- **WHAT YOU SHOULD DO**: Output the data that follows exactly, line for line.

[Stored records]

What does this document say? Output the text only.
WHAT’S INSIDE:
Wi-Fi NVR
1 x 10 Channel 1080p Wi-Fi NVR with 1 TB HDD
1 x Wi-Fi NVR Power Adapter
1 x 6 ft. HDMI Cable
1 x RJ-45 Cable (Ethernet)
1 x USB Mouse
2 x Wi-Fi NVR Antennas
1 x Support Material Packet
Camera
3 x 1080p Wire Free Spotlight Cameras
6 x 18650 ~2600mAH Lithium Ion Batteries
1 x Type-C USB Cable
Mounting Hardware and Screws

- **EXERCISE RESPONSE**:
What does this document say? Output the text only.
WHAT’S INSIDE:
Wi-Fi NVR
1 x 10 Channel 1080p Wi-Fi NVR with 1 TB HDD
1 x Wi-Fi NVR Power Adapter
1 x 6 ft. HDMI Cable
1 x RJ-45 Cable (Ethernet)
1 x USB Mouse
2 x Wi-Fi NVR Antennas
1 x Support Material Packet
Camera
3 x 1080p Wire Free Spotlight Cameras
6 x 18650 ~2600mAH Lithium Ion Batteries
1 x Type-C USB Cable
Mounting Hardware and Screws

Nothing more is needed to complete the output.